▶ **WHAT YOU HAVE TO DO**
Copy out all lines carrying the word "카테고리".
>> start
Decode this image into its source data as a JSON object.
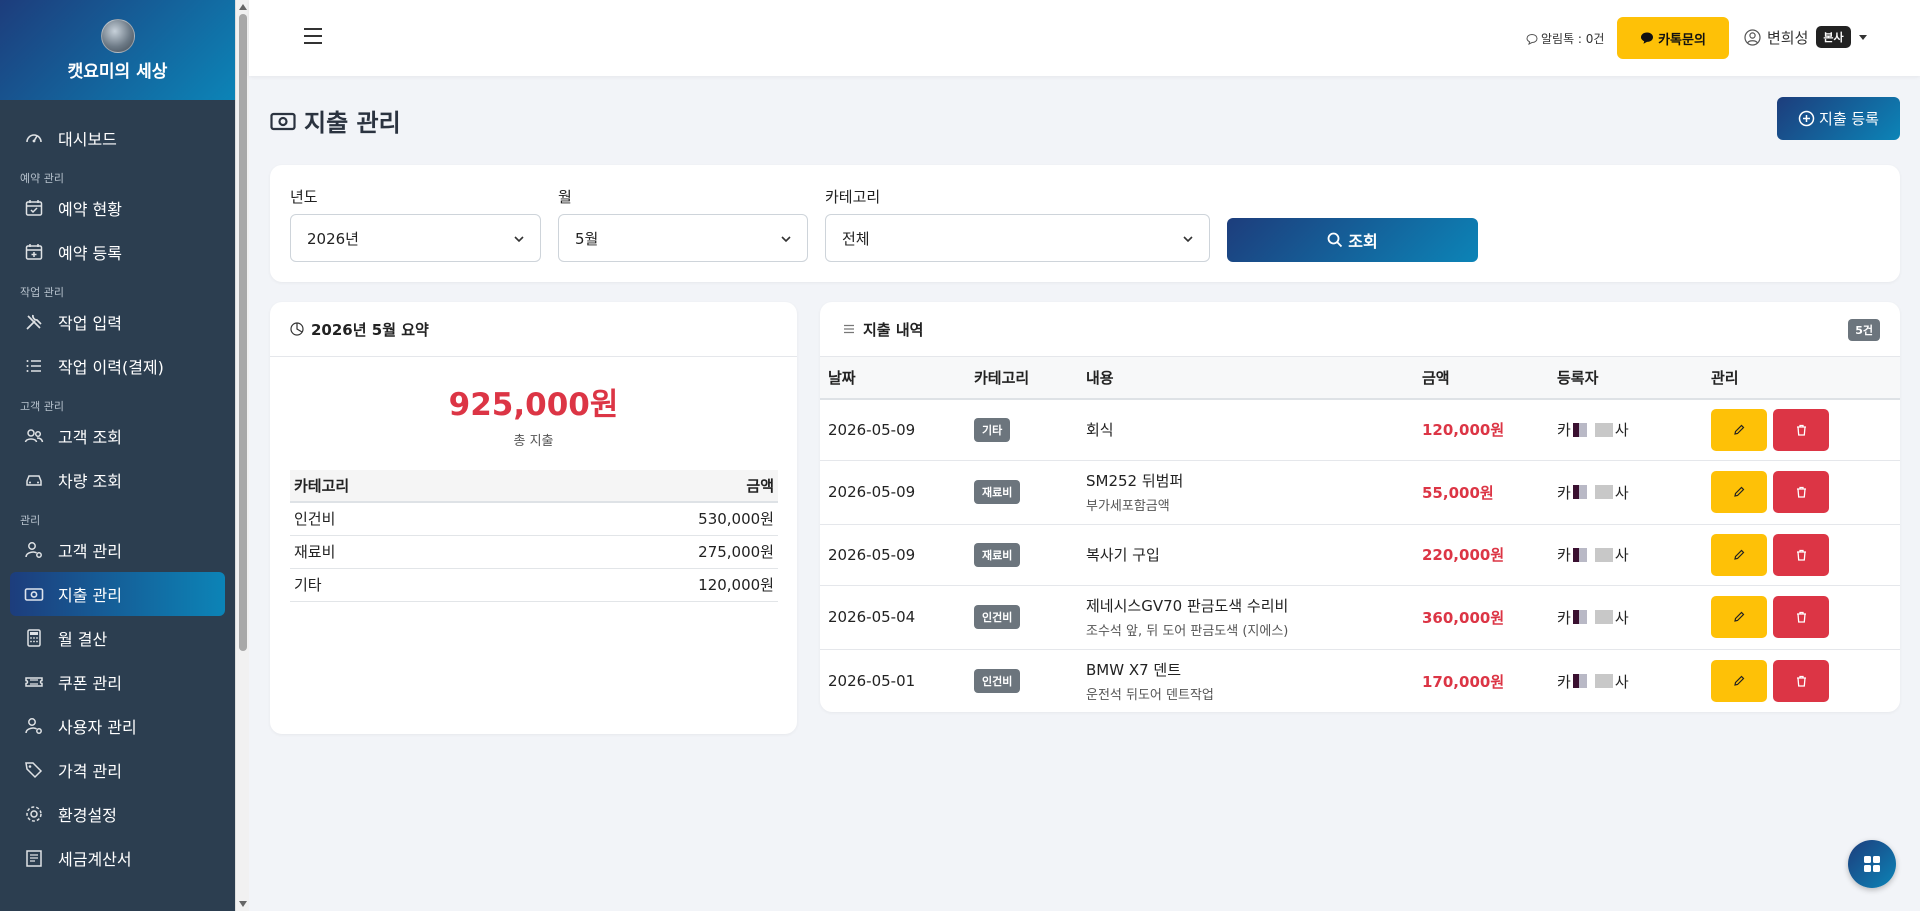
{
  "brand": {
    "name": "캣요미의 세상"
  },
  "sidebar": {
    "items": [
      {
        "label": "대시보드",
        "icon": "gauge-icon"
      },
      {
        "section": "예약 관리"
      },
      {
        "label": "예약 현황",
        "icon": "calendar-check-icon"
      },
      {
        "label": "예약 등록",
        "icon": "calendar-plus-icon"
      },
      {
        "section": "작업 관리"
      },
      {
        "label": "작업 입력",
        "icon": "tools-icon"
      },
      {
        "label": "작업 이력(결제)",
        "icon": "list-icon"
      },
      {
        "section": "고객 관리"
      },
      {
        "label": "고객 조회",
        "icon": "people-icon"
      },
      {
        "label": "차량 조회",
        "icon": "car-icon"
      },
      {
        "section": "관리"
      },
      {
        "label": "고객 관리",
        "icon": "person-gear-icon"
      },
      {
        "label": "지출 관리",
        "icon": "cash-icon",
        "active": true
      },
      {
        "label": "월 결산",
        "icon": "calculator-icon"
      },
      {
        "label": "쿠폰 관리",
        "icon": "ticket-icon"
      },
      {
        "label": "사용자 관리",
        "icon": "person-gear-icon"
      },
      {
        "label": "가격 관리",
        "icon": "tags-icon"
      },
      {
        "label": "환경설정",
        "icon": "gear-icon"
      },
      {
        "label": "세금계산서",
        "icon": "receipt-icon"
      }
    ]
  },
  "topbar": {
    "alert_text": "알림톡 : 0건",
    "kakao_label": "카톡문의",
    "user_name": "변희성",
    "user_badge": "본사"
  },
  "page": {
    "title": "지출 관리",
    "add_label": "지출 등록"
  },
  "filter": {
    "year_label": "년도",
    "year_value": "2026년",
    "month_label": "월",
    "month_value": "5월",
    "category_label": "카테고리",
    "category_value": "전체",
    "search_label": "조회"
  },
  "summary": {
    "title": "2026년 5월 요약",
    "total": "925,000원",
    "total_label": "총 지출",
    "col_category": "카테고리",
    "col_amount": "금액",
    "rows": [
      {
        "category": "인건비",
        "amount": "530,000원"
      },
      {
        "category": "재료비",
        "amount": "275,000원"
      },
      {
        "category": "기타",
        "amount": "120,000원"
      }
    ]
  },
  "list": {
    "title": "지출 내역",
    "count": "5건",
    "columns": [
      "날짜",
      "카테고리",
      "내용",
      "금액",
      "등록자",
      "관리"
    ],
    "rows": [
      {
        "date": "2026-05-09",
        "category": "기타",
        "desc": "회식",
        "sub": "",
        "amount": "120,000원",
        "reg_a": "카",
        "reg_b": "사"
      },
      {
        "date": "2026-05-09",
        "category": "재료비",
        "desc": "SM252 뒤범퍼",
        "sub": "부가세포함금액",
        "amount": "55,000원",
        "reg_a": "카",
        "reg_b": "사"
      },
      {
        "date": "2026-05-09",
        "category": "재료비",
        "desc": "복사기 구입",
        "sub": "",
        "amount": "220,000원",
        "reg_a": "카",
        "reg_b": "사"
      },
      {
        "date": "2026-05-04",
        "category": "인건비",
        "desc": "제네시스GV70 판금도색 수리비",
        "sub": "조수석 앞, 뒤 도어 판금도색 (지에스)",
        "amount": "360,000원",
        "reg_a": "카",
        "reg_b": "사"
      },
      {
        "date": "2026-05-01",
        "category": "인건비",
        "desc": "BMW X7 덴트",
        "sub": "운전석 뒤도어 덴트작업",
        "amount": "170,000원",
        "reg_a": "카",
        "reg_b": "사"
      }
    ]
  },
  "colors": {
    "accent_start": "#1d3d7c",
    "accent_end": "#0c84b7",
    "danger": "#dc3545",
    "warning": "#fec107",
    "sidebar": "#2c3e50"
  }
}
>> end
>> start
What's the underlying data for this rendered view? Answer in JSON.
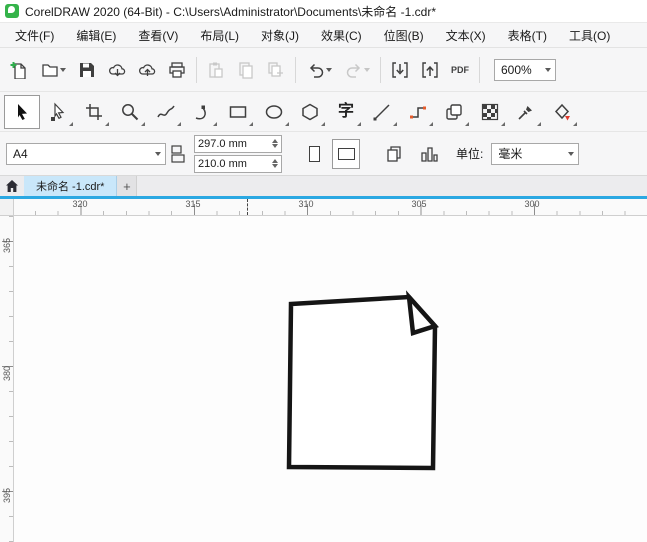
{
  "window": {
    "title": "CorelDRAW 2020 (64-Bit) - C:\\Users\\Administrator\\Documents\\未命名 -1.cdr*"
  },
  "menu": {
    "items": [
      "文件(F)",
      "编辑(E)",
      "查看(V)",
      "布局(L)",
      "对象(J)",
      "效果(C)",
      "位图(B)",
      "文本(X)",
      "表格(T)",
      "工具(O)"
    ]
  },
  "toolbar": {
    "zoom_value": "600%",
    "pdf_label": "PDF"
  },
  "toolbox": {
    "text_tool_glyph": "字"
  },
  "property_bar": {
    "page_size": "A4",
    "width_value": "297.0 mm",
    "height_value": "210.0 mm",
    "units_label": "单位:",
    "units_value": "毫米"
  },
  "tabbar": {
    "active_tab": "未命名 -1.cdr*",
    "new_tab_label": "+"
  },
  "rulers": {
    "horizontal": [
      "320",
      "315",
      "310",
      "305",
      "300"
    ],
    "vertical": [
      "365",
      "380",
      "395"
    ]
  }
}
>> end
▶ **SOLUTION TO THE PROBLEM**
    "category_label": "카테고리",
    "col_category": "카테고리",
      "카테고리",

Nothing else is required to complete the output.